§ **Working data**:
....
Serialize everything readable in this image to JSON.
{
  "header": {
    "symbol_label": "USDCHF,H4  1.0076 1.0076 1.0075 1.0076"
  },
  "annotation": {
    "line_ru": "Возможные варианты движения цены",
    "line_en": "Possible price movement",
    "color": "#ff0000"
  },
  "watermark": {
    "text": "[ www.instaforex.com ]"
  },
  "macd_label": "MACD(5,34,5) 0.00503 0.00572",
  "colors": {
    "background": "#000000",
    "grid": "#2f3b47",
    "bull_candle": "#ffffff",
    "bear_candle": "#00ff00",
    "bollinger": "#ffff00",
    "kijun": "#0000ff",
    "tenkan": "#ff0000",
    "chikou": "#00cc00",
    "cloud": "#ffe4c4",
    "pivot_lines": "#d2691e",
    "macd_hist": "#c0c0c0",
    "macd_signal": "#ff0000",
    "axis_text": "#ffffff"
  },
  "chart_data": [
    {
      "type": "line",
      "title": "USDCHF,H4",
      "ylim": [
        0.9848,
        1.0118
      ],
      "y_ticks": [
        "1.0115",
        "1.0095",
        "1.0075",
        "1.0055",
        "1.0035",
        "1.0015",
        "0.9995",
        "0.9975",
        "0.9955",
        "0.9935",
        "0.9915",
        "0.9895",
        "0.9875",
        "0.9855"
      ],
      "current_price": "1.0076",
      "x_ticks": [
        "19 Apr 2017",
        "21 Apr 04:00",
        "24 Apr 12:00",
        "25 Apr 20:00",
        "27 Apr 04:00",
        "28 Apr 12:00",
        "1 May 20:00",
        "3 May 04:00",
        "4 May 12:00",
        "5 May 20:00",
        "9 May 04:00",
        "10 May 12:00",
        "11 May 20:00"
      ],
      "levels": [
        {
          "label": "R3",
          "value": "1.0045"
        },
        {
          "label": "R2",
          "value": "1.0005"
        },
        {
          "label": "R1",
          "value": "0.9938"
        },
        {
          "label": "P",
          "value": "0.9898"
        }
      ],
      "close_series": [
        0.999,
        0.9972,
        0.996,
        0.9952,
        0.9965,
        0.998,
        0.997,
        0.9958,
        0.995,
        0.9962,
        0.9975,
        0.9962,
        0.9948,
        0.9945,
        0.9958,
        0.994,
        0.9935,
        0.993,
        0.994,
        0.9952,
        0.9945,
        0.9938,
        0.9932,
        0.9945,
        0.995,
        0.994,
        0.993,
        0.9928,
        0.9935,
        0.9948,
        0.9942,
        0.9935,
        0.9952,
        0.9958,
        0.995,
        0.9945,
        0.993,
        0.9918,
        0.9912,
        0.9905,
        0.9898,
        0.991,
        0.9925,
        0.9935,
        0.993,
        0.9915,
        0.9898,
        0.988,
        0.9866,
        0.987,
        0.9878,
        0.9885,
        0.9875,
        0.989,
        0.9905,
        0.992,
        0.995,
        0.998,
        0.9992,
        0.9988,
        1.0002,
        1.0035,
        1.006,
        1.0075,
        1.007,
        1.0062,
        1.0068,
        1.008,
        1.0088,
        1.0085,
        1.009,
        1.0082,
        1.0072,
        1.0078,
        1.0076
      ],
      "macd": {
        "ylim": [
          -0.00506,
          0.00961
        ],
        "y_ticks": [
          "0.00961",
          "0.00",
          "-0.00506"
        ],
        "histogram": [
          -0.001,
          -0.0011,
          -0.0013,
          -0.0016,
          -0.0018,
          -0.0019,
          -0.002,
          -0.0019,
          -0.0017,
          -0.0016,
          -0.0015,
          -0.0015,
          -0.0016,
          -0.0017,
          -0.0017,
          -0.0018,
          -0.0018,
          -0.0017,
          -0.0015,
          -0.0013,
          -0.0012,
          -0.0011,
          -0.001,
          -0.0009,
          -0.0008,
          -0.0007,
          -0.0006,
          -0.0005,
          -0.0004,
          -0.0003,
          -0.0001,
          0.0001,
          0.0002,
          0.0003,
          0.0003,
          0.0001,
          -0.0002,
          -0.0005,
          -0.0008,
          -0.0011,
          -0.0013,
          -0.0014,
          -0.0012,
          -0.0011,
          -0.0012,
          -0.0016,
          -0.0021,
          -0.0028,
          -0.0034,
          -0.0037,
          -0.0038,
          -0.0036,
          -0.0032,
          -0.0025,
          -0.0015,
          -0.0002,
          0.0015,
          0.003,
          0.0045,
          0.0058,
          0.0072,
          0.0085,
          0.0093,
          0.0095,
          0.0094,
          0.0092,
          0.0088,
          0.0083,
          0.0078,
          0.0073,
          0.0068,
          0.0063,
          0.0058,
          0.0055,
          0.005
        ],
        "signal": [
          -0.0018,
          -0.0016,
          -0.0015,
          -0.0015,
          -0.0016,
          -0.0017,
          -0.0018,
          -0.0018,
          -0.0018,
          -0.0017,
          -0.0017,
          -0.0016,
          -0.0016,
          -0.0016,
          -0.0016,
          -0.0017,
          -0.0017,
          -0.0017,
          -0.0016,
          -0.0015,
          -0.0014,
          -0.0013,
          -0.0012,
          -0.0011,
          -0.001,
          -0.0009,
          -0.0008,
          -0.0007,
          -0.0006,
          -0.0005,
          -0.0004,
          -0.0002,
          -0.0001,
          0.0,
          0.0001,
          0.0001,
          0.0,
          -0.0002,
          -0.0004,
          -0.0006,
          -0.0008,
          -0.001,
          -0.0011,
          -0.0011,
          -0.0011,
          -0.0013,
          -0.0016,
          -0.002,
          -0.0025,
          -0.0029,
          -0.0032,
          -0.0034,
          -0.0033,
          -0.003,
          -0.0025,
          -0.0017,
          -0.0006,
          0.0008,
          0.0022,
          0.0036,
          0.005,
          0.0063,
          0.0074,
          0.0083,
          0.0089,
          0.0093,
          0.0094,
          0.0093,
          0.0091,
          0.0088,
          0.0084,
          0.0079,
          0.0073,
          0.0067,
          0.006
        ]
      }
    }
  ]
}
....
§ **Written exercise**:
Recopy the entries above in their entirety, exactly.

§ **Output below**:
Serialize everything readable in this image to JSON.
{
  "header": {
    "symbol_label": "USDCHF,H4  1.0076 1.0076 1.0075 1.0076"
  },
  "annotation": {
    "line_ru": "Возможные варианты движения цены",
    "line_en": "Possible price movement",
    "color": "#ff0000"
  },
  "watermark": {
    "text": "[ www.instaforex.com ]"
  },
  "macd_label": "MACD(5,34,5) 0.00503 0.00572",
  "colors": {
    "background": "#000000",
    "grid": "#2f3b47",
    "bull_candle": "#ffffff",
    "bear_candle": "#00ff00",
    "bollinger": "#ffff00",
    "kijun": "#0000ff",
    "tenkan": "#ff0000",
    "chikou": "#00cc00",
    "cloud": "#ffe4c4",
    "pivot_lines": "#d2691e",
    "macd_hist": "#c0c0c0",
    "macd_signal": "#ff0000",
    "axis_text": "#ffffff"
  },
  "chart_data": [
    {
      "type": "line",
      "title": "USDCHF,H4",
      "ylim": [
        0.9848,
        1.0118
      ],
      "y_ticks": [
        "1.0115",
        "1.0095",
        "1.0075",
        "1.0055",
        "1.0035",
        "1.0015",
        "0.9995",
        "0.9975",
        "0.9955",
        "0.9935",
        "0.9915",
        "0.9895",
        "0.9875",
        "0.9855"
      ],
      "current_price": "1.0076",
      "x_ticks": [
        "19 Apr 2017",
        "21 Apr 04:00",
        "24 Apr 12:00",
        "25 Apr 20:00",
        "27 Apr 04:00",
        "28 Apr 12:00",
        "1 May 20:00",
        "3 May 04:00",
        "4 May 12:00",
        "5 May 20:00",
        "9 May 04:00",
        "10 May 12:00",
        "11 May 20:00"
      ],
      "levels": [
        {
          "label": "R3",
          "value": "1.0045"
        },
        {
          "label": "R2",
          "value": "1.0005"
        },
        {
          "label": "R1",
          "value": "0.9938"
        },
        {
          "label": "P",
          "value": "0.9898"
        }
      ],
      "close_series": [
        0.999,
        0.9972,
        0.996,
        0.9952,
        0.9965,
        0.998,
        0.997,
        0.9958,
        0.995,
        0.9962,
        0.9975,
        0.9962,
        0.9948,
        0.9945,
        0.9958,
        0.994,
        0.9935,
        0.993,
        0.994,
        0.9952,
        0.9945,
        0.9938,
        0.9932,
        0.9945,
        0.995,
        0.994,
        0.993,
        0.9928,
        0.9935,
        0.9948,
        0.9942,
        0.9935,
        0.9952,
        0.9958,
        0.995,
        0.9945,
        0.993,
        0.9918,
        0.9912,
        0.9905,
        0.9898,
        0.991,
        0.9925,
        0.9935,
        0.993,
        0.9915,
        0.9898,
        0.988,
        0.9866,
        0.987,
        0.9878,
        0.9885,
        0.9875,
        0.989,
        0.9905,
        0.992,
        0.995,
        0.998,
        0.9992,
        0.9988,
        1.0002,
        1.0035,
        1.006,
        1.0075,
        1.007,
        1.0062,
        1.0068,
        1.008,
        1.0088,
        1.0085,
        1.009,
        1.0082,
        1.0072,
        1.0078,
        1.0076
      ],
      "macd": {
        "ylim": [
          -0.00506,
          0.00961
        ],
        "y_ticks": [
          "0.00961",
          "0.00",
          "-0.00506"
        ],
        "histogram": [
          -0.001,
          -0.0011,
          -0.0013,
          -0.0016,
          -0.0018,
          -0.0019,
          -0.002,
          -0.0019,
          -0.0017,
          -0.0016,
          -0.0015,
          -0.0015,
          -0.0016,
          -0.0017,
          -0.0017,
          -0.0018,
          -0.0018,
          -0.0017,
          -0.0015,
          -0.0013,
          -0.0012,
          -0.0011,
          -0.001,
          -0.0009,
          -0.0008,
          -0.0007,
          -0.0006,
          -0.0005,
          -0.0004,
          -0.0003,
          -0.0001,
          0.0001,
          0.0002,
          0.0003,
          0.0003,
          0.0001,
          -0.0002,
          -0.0005,
          -0.0008,
          -0.0011,
          -0.0013,
          -0.0014,
          -0.0012,
          -0.0011,
          -0.0012,
          -0.0016,
          -0.0021,
          -0.0028,
          -0.0034,
          -0.0037,
          -0.0038,
          -0.0036,
          -0.0032,
          -0.0025,
          -0.0015,
          -0.0002,
          0.0015,
          0.003,
          0.0045,
          0.0058,
          0.0072,
          0.0085,
          0.0093,
          0.0095,
          0.0094,
          0.0092,
          0.0088,
          0.0083,
          0.0078,
          0.0073,
          0.0068,
          0.0063,
          0.0058,
          0.0055,
          0.005
        ],
        "signal": [
          -0.0018,
          -0.0016,
          -0.0015,
          -0.0015,
          -0.0016,
          -0.0017,
          -0.0018,
          -0.0018,
          -0.0018,
          -0.0017,
          -0.0017,
          -0.0016,
          -0.0016,
          -0.0016,
          -0.0016,
          -0.0017,
          -0.0017,
          -0.0017,
          -0.0016,
          -0.0015,
          -0.0014,
          -0.0013,
          -0.0012,
          -0.0011,
          -0.001,
          -0.0009,
          -0.0008,
          -0.0007,
          -0.0006,
          -0.0005,
          -0.0004,
          -0.0002,
          -0.0001,
          0.0,
          0.0001,
          0.0001,
          0.0,
          -0.0002,
          -0.0004,
          -0.0006,
          -0.0008,
          -0.001,
          -0.0011,
          -0.0011,
          -0.0011,
          -0.0013,
          -0.0016,
          -0.002,
          -0.0025,
          -0.0029,
          -0.0032,
          -0.0034,
          -0.0033,
          -0.003,
          -0.0025,
          -0.0017,
          -0.0006,
          0.0008,
          0.0022,
          0.0036,
          0.005,
          0.0063,
          0.0074,
          0.0083,
          0.0089,
          0.0093,
          0.0094,
          0.0093,
          0.0091,
          0.0088,
          0.0084,
          0.0079,
          0.0073,
          0.0067,
          0.006
        ]
      }
    }
  ]
}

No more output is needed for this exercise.